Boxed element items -
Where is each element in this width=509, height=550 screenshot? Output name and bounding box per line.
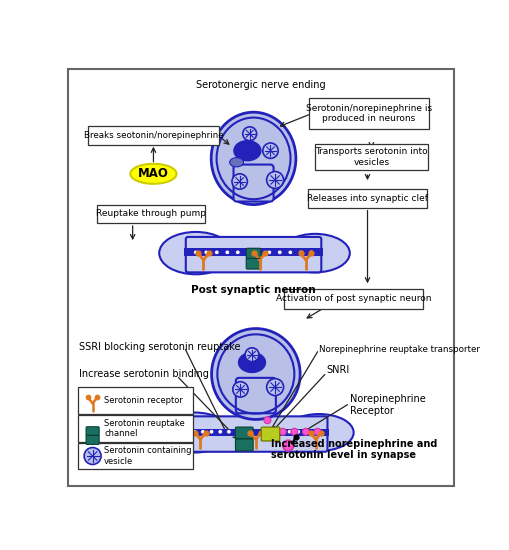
Ellipse shape [130,164,177,184]
FancyBboxPatch shape [246,248,261,259]
Circle shape [218,430,222,434]
FancyBboxPatch shape [97,205,205,223]
FancyBboxPatch shape [308,98,430,129]
Circle shape [267,172,284,189]
Text: Reuptake through pump: Reuptake through pump [96,210,206,218]
FancyBboxPatch shape [183,428,329,436]
FancyBboxPatch shape [184,249,323,256]
Circle shape [287,430,292,434]
Circle shape [193,250,198,255]
Circle shape [227,430,231,434]
FancyBboxPatch shape [246,258,261,269]
Circle shape [309,250,314,255]
Circle shape [245,348,259,362]
Ellipse shape [285,414,354,451]
Text: Transports serotonin into
vesicles: Transports serotonin into vesicles [315,147,428,167]
FancyBboxPatch shape [261,427,280,441]
Ellipse shape [234,141,261,161]
FancyBboxPatch shape [68,69,454,486]
FancyBboxPatch shape [315,144,428,170]
FancyBboxPatch shape [78,387,193,414]
Ellipse shape [212,328,300,420]
Text: Serotonin/norepinephrine is
produced in neurons: Serotonin/norepinephrine is produced in … [306,104,432,123]
FancyBboxPatch shape [78,443,193,470]
Circle shape [314,428,321,435]
Text: Serotonin containing
vesicle: Serotonin containing vesicle [104,446,192,466]
FancyBboxPatch shape [86,435,99,444]
FancyBboxPatch shape [234,164,273,201]
Circle shape [225,250,230,255]
FancyBboxPatch shape [308,189,427,208]
FancyBboxPatch shape [236,378,276,413]
Text: Releases into synaptic clef: Releases into synaptic clef [307,194,428,203]
Text: Serotonergic nerve ending: Serotonergic nerve ending [196,80,326,90]
Ellipse shape [159,232,233,274]
FancyBboxPatch shape [184,416,327,452]
Circle shape [209,430,214,434]
Circle shape [288,250,293,255]
Text: Breaks seotonin/norepinephrine: Breaks seotonin/norepinephrine [83,131,223,140]
Circle shape [296,430,300,434]
Text: Increased norepinephrine and
serotonin level in synapse: Increased norepinephrine and serotonin l… [271,439,438,460]
Text: Norepinephrine reuptake transporter: Norepinephrine reuptake transporter [319,345,480,354]
Circle shape [277,250,282,255]
Circle shape [243,127,257,141]
Text: SNRI: SNRI [327,365,350,375]
Circle shape [84,448,101,464]
Circle shape [233,382,248,397]
FancyBboxPatch shape [236,427,253,439]
FancyBboxPatch shape [186,237,321,272]
Circle shape [279,428,286,435]
Circle shape [278,430,283,434]
FancyBboxPatch shape [88,126,219,145]
Text: Activation of post synaptic neuron: Activation of post synaptic neuron [276,294,432,303]
Circle shape [267,378,284,395]
Text: MAO: MAO [138,167,169,180]
Circle shape [267,250,272,255]
Ellipse shape [158,412,231,453]
Ellipse shape [230,158,243,167]
Circle shape [235,430,240,434]
Ellipse shape [239,353,266,372]
FancyBboxPatch shape [236,439,253,451]
Text: Serotonin reuptake
channel: Serotonin reuptake channel [104,419,185,438]
Text: SSRI blocking serotonin reuptake: SSRI blocking serotonin reuptake [79,342,240,352]
Circle shape [201,430,205,434]
Circle shape [291,428,298,435]
FancyBboxPatch shape [86,427,99,436]
Circle shape [192,430,196,434]
Text: Serotonin receptor: Serotonin receptor [104,396,183,405]
FancyBboxPatch shape [78,415,193,442]
Circle shape [232,174,247,189]
Circle shape [204,250,209,255]
Circle shape [283,440,294,451]
Text: Increase serotonin binding: Increase serotonin binding [79,369,209,379]
Text: Post synaptic neuron: Post synaptic neuron [191,285,316,295]
Circle shape [264,417,271,424]
Circle shape [302,428,309,435]
Circle shape [214,250,219,255]
Circle shape [236,250,240,255]
Ellipse shape [211,112,296,205]
Circle shape [298,250,303,255]
FancyBboxPatch shape [285,289,423,309]
Ellipse shape [280,234,350,272]
Text: Norepinephrine
Receptor: Norepinephrine Receptor [350,394,426,416]
Circle shape [263,143,278,158]
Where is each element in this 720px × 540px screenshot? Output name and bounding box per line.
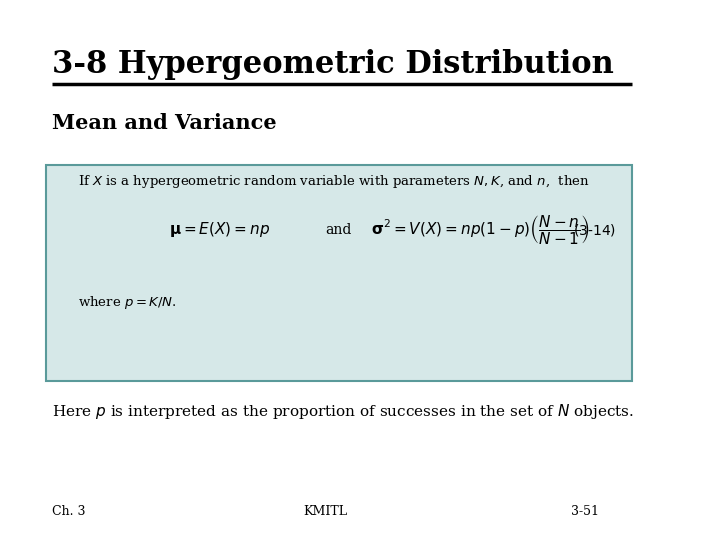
Text: $\mathbf{\mu} = E(X) = np$: $\mathbf{\mu} = E(X) = np$ [169, 220, 271, 239]
Text: Here $p$ is interpreted as the proportion of successes in the set of $N$ objects: Here $p$ is interpreted as the proportio… [52, 402, 634, 421]
Text: and: and [325, 222, 352, 237]
Text: If $X$ is a hypergeometric random variable with parameters $N, K$, and $n$,  the: If $X$ is a hypergeometric random variab… [78, 173, 590, 190]
Text: KMITL: KMITL [304, 505, 348, 518]
Text: $(3\text{-}14)$: $(3\text{-}14)$ [572, 221, 616, 238]
Text: Mean and Variance: Mean and Variance [52, 113, 276, 133]
Text: 3-51: 3-51 [571, 505, 599, 518]
Text: $\mathbf{\sigma}^2 = V(X) = np(1-p)\left(\dfrac{N-n}{N-1}\right)$: $\mathbf{\sigma}^2 = V(X) = np(1-p)\left… [372, 213, 590, 246]
Text: Ch. 3: Ch. 3 [52, 505, 86, 518]
Text: 3-8 Hypergeometric Distribution: 3-8 Hypergeometric Distribution [52, 49, 614, 79]
FancyBboxPatch shape [45, 165, 632, 381]
Text: where $p = K/N$.: where $p = K/N$. [78, 294, 177, 311]
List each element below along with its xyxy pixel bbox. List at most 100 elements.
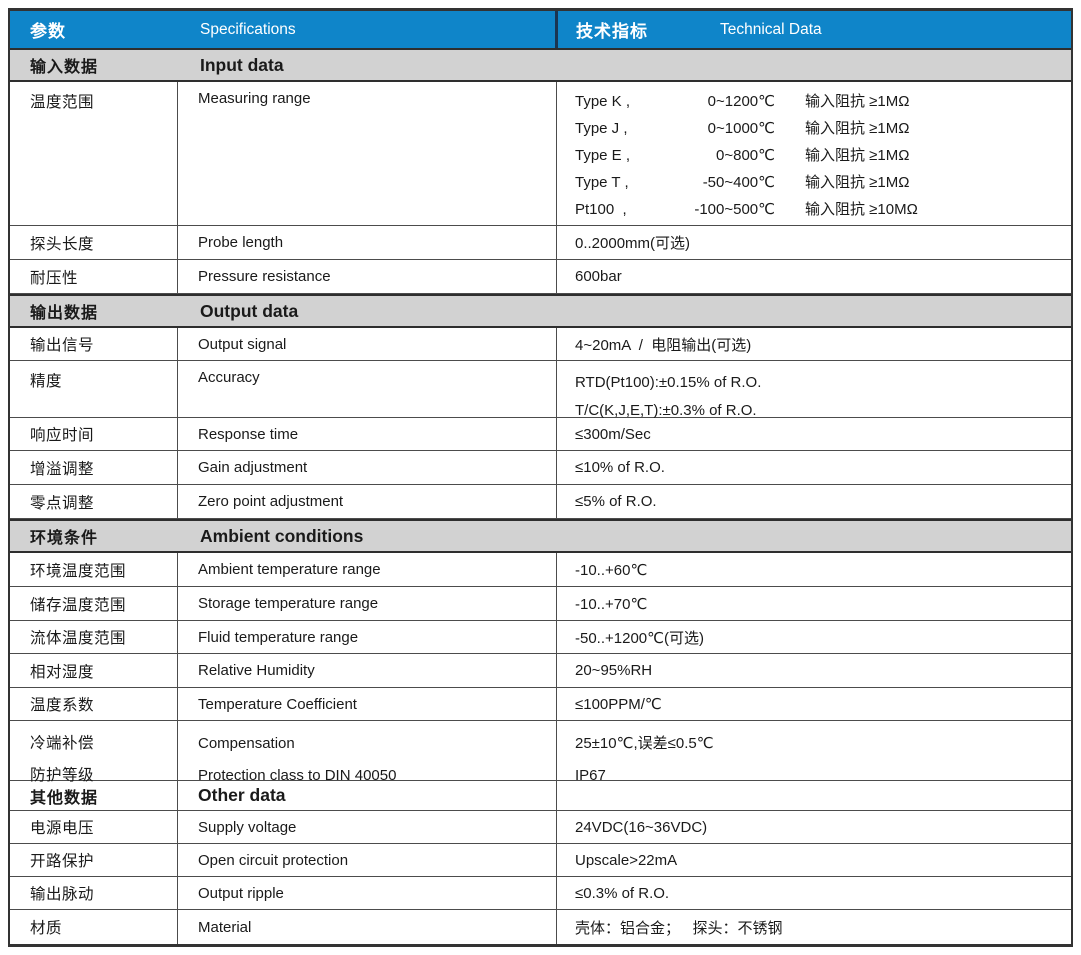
param-cn: 零点调整 (30, 494, 95, 512)
spec-en: Measuring range (198, 90, 311, 107)
header-param-cn: 参数 (30, 22, 66, 41)
row-temp-coefficient: 温度系数 Temperature Coefficient ≤100PPM/℃ (10, 688, 1071, 721)
header-right-block: 技术指标 Technical Data (558, 11, 1071, 48)
value: -50..+1200℃(可选) (575, 629, 704, 647)
param-cn-cell: 其他数据 (10, 781, 178, 810)
row-fluid-temp: 流体温度范围 Fluid temperature range -50..+120… (10, 621, 1071, 654)
spec-en: Accuracy (198, 369, 260, 386)
param-cn: 相对湿度 (30, 663, 95, 681)
value: 600bar (575, 268, 622, 285)
spec-en-cell: Gain adjustment (178, 451, 557, 484)
row-output-section: 输出数据 Output data (10, 294, 1071, 328)
param-cn: 材质 (30, 920, 63, 937)
spec-en: Compensation (198, 735, 295, 752)
row-probe-length: 探头长度 Probe length 0..2000mm(可选) (10, 226, 1071, 260)
section-input-cn: 输入数据 (30, 59, 99, 76)
value: 20~95%RH (575, 662, 653, 679)
value-cell (557, 781, 1071, 810)
spec-en: Ambient temperature range (198, 561, 381, 578)
row-ambient-section: 环境条件 Ambient conditions (10, 519, 1071, 553)
value-cell: ≤300m/Sec (557, 418, 1071, 450)
spec-en-cell: Output signal (178, 328, 557, 360)
measuring-line: Type E , 0~800℃ 输入阻抗 ≥1MΩ (575, 147, 910, 164)
spec-en-cell: Other data (178, 781, 557, 810)
spec-en-cell: Supply voltage (178, 811, 557, 843)
param-cn: 增溢调整 (30, 460, 95, 478)
value: IP67 (575, 767, 606, 784)
param-cn: 精度 (30, 373, 63, 390)
value-cell: 600bar (557, 260, 1071, 293)
spec-en-cell: Ambient temperature range (178, 553, 557, 586)
spec-en: Open circuit protection (198, 851, 349, 869)
param-cn: 环境温度范围 (30, 562, 127, 580)
row-output-signal: 输出信号 Output signal 4~20mA / 电阻输出(可选) (10, 328, 1071, 361)
header-left-block: 参数 Specifications (10, 11, 555, 48)
param-cn-cell: 耐压性 (10, 260, 178, 293)
row-humidity: 相对湿度 Relative Humidity 20~95%RH (10, 654, 1071, 688)
value-cell: ≤5% of R.O. (557, 485, 1071, 518)
spec-en: Protection class to DIN 40050 (198, 767, 397, 784)
section-output-cn: 输出数据 (30, 305, 99, 322)
value: ≤10% of R.O. (575, 459, 665, 476)
param-cn-cell: 输出信号 (10, 328, 178, 360)
value-cell: ≤10% of R.O. (557, 451, 1071, 484)
row-storage-temp: 储存温度范围 Storage temperature range -10..+7… (10, 587, 1071, 621)
value: 0..2000mm(可选) (575, 235, 691, 252)
spec-en: Storage temperature range (198, 595, 379, 612)
param-cn: 防护等级 (30, 767, 95, 784)
param-cn-cell: 开路保护 (10, 844, 178, 876)
section-ambient-en: Ambient conditions (200, 525, 364, 546)
measuring-line: Type T , -50~400℃ 输入阻抗 ≥1MΩ (575, 174, 910, 191)
value: 4~20mA / 电阻输出(可选) (575, 336, 752, 354)
param-cn: 响应时间 (30, 427, 95, 444)
table-header: 参数 Specifications 技术指标 Technical Data (10, 11, 1071, 48)
row-response-time: 响应时间 Response time ≤300m/Sec (10, 418, 1071, 451)
param-cn-cell: 相对湿度 (10, 654, 178, 687)
param-cn: 开路保护 (30, 853, 95, 870)
param-cn: 流体温度范围 (30, 630, 127, 647)
param-cn: 温度系数 (30, 697, 95, 714)
value-cell: 24VDC(16~36VDC) (557, 811, 1071, 843)
row-ambient-temp: 环境温度范围 Ambient temperature range -10..+6… (10, 553, 1071, 587)
param-cn: 输出脉动 (30, 886, 95, 903)
param-cn: 探头长度 (30, 235, 95, 253)
spec-en: Response time (198, 425, 299, 443)
header-specifications: Specifications (200, 20, 296, 38)
param-cn: 输出信号 (30, 337, 95, 354)
spec-en-cell: Pressure resistance (178, 260, 557, 293)
row-supply-voltage: 电源电压 Supply voltage 24VDC(16~36VDC) (10, 811, 1071, 844)
value: -10..+70℃ (575, 595, 648, 613)
row-compensation-protection: 冷端补偿 防护等级 Compensation Protection class … (10, 721, 1071, 784)
param-cn: 温度范围 (30, 94, 95, 111)
value-cell: -10..+60℃ (557, 553, 1071, 586)
row-material: 材质 Material 壳体：铝合金； 探头：不锈钢 (10, 910, 1071, 944)
spec-en-cell: Output ripple (178, 877, 557, 909)
row-zero-adjustment: 零点调整 Zero point adjustment ≤5% of R.O. (10, 485, 1071, 519)
spec-en: Supply voltage (198, 818, 297, 836)
spec-en-cell: Accuracy (178, 361, 557, 417)
spec-en: Material (198, 918, 252, 936)
spec-en: Gain adjustment (198, 459, 308, 476)
spec-en: Zero point adjustment (198, 493, 344, 510)
value: 壳体：铝合金； 探头：不锈钢 (575, 919, 783, 937)
value-cell: 0..2000mm(可选) (557, 226, 1071, 259)
value-cell: 4~20mA / 电阻输出(可选) (557, 328, 1071, 360)
spec-en-cell: Storage temperature range (178, 587, 557, 620)
spec-en-cell: Zero point adjustment (178, 485, 557, 518)
spec-en: Temperature Coefficient (198, 695, 357, 713)
header-divider (555, 11, 558, 48)
spec-en: Probe length (198, 234, 284, 251)
spec-en: Pressure resistance (198, 268, 331, 285)
param-cn-cell: 电源电压 (10, 811, 178, 843)
row-open-circuit: 开路保护 Open circuit protection Upscale>22m… (10, 844, 1071, 877)
spec-en: Output signal (198, 335, 287, 353)
value: ≤100PPM/℃ (575, 696, 662, 713)
param-cn-cell: 温度范围 (10, 82, 178, 225)
value: 24VDC(16~36VDC) (575, 818, 708, 836)
value-cell: 25±10℃,误差≤0.5℃ IP67 (557, 721, 1071, 784)
value-cell: -10..+70℃ (557, 587, 1071, 620)
spec-en-cell: Measuring range (178, 82, 557, 225)
row-measuring-range: 温度范围 Measuring range Type K , 0~1200℃ 输入阻抗… (10, 82, 1071, 226)
param-cn-cell: 增溢调整 (10, 451, 178, 484)
value-cell: RTD(Pt100):±0.15% of R.O. T/C(K,J,E,T):±… (557, 361, 1071, 419)
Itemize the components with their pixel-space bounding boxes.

YOUR OBJECTIVE - Copy the lines starting at the one containing "param-cn: 零点调整 (30, 494, 95, 512)" and ending at the one containing "value: 20~95%RH (575, 662, 653, 679)", including both.

SOLUTION FOR THIS EXERCISE -
param-cn: 零点调整 (30, 494, 95, 512)
spec-en: Measuring range (198, 90, 311, 107)
header-param-cn: 参数 (30, 22, 66, 41)
row-temp-coefficient: 温度系数 Temperature Coefficient ≤100PPM/℃ (10, 688, 1071, 721)
header-right-block: 技术指标 Technical Data (558, 11, 1071, 48)
value: -50..+1200℃(可选) (575, 629, 704, 647)
param-cn-cell: 其他数据 (10, 781, 178, 810)
row-fluid-temp: 流体温度范围 Fluid temperature range -50..+120… (10, 621, 1071, 654)
spec-en: Accuracy (198, 369, 260, 386)
param-cn: 相对湿度 (30, 663, 95, 681)
value: 600bar (575, 268, 622, 285)
spec-en-cell: Gain adjustment (178, 451, 557, 484)
row-output-section: 输出数据 Output data (10, 294, 1071, 328)
param-cn: 材质 (30, 920, 63, 937)
spec-en: Compensation (198, 735, 295, 752)
row-probe-length: 探头长度 Probe length 0..2000mm(可选) (10, 226, 1071, 260)
section-input-cn: 输入数据 (30, 59, 99, 76)
value: 20~95%RH (575, 662, 653, 679)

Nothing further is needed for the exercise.